Provided information
○ ○ ○ ○ ○

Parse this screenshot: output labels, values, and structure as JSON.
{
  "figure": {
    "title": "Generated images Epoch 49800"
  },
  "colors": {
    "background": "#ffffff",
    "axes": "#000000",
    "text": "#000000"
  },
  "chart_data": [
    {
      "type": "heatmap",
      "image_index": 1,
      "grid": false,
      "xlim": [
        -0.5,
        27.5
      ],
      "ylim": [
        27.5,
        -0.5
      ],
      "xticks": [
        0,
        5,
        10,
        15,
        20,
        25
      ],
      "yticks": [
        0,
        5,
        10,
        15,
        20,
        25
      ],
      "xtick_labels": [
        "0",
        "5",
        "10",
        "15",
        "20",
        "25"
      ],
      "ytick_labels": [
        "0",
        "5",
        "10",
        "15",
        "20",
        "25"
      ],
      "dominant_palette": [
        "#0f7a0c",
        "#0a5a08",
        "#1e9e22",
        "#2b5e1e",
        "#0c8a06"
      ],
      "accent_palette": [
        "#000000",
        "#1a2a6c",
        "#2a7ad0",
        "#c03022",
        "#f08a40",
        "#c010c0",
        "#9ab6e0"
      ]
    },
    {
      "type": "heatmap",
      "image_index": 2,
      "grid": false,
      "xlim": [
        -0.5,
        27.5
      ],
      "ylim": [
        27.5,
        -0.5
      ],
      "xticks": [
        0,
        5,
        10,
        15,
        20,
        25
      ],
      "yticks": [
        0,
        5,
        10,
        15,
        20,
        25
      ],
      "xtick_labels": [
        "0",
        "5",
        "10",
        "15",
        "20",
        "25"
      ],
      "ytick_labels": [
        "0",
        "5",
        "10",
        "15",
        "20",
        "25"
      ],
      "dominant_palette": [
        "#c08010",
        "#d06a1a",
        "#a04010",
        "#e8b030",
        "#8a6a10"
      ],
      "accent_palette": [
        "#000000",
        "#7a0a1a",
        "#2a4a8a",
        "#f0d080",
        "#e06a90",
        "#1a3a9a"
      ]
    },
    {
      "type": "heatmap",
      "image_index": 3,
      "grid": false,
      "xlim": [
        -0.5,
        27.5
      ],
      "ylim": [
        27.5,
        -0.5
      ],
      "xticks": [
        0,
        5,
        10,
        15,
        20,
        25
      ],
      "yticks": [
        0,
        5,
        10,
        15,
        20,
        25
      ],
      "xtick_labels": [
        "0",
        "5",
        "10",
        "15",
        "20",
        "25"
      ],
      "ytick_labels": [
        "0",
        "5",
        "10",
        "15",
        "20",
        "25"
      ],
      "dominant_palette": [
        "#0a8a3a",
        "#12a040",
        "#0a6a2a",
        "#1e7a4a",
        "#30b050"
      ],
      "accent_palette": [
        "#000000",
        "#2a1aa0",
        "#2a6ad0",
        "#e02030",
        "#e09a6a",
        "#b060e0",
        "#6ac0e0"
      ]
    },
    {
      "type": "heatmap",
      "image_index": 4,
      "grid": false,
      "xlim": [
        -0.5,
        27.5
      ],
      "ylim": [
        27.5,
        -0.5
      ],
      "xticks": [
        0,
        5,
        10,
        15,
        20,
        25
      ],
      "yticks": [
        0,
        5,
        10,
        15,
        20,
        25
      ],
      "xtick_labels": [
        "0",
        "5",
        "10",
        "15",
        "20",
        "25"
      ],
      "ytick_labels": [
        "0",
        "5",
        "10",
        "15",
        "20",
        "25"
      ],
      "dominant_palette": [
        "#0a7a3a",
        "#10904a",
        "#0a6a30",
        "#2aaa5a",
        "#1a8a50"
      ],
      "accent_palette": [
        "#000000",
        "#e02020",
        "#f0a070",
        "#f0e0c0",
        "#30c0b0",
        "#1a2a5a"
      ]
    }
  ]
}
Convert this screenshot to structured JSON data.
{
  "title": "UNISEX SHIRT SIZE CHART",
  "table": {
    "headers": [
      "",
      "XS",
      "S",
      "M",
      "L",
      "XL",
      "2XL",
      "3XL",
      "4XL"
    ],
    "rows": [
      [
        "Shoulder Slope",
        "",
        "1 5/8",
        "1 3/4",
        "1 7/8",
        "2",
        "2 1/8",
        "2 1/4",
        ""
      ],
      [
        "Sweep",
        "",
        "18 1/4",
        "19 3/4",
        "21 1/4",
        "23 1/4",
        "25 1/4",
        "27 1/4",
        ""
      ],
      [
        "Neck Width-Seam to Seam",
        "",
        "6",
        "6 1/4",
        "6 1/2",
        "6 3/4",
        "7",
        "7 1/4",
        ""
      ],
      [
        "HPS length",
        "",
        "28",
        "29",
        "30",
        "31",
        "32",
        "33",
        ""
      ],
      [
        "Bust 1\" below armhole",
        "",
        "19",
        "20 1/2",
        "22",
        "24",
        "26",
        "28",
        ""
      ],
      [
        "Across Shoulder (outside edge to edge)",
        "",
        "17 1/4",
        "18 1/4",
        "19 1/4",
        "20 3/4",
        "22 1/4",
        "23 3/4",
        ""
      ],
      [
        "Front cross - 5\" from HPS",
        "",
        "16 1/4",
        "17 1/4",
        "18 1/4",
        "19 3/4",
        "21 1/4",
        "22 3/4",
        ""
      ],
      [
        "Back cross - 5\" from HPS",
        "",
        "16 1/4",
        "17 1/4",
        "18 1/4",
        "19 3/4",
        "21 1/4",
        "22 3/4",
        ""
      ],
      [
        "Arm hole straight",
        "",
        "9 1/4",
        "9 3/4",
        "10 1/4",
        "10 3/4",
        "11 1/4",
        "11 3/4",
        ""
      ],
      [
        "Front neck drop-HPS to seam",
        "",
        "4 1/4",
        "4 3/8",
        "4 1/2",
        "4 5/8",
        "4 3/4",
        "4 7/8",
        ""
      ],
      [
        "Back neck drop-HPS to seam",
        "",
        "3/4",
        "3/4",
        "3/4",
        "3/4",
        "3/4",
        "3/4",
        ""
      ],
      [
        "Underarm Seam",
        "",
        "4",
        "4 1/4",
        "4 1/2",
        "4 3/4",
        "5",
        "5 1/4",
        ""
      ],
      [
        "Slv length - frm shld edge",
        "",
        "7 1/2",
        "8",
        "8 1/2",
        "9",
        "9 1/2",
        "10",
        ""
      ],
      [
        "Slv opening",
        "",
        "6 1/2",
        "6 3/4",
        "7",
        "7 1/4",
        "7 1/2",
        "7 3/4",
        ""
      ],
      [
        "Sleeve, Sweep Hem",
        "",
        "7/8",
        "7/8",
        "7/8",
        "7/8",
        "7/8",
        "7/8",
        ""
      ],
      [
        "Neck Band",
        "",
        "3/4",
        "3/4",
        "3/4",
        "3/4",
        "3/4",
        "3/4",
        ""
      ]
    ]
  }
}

○ ○ ○ ○ ○

Set task
All lines that include "drop" are to be gathered and copied.

Worked answer
        "Front neck drop-HPS to seam",
        "Back neck drop-HPS to seam",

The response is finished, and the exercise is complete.